[START OF Supplied data]

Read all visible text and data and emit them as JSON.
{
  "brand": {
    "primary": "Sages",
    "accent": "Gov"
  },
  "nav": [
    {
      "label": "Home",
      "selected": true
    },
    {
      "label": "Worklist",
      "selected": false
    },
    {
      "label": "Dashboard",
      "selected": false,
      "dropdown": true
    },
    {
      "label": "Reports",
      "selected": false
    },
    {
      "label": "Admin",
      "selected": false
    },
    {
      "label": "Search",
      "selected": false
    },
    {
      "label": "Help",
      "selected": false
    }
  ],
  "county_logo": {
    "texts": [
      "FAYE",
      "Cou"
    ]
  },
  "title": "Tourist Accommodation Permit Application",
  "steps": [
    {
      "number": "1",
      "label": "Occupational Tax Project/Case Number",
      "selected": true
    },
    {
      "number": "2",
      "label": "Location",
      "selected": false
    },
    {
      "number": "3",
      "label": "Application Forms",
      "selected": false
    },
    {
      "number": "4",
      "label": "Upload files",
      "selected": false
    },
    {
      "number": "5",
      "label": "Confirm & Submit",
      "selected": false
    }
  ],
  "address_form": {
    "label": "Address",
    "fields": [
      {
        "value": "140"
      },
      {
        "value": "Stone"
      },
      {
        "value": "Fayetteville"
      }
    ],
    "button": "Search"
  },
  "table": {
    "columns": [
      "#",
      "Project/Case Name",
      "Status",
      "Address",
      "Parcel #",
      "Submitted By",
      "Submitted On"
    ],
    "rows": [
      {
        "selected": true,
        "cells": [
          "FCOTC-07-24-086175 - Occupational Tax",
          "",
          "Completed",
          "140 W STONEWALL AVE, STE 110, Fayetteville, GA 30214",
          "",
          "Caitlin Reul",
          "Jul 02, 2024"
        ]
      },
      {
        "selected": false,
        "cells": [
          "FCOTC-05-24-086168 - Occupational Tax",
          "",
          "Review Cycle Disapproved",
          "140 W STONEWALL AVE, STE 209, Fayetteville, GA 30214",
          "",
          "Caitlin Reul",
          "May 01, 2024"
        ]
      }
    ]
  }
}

[END OF Supplied data]

● **Aim**: Check each line above for the string "Case" and show the ones that have it.

● **Result of the task**:
      "label": "Occupational Tax Project/Case Number",
      "Project/Case Name",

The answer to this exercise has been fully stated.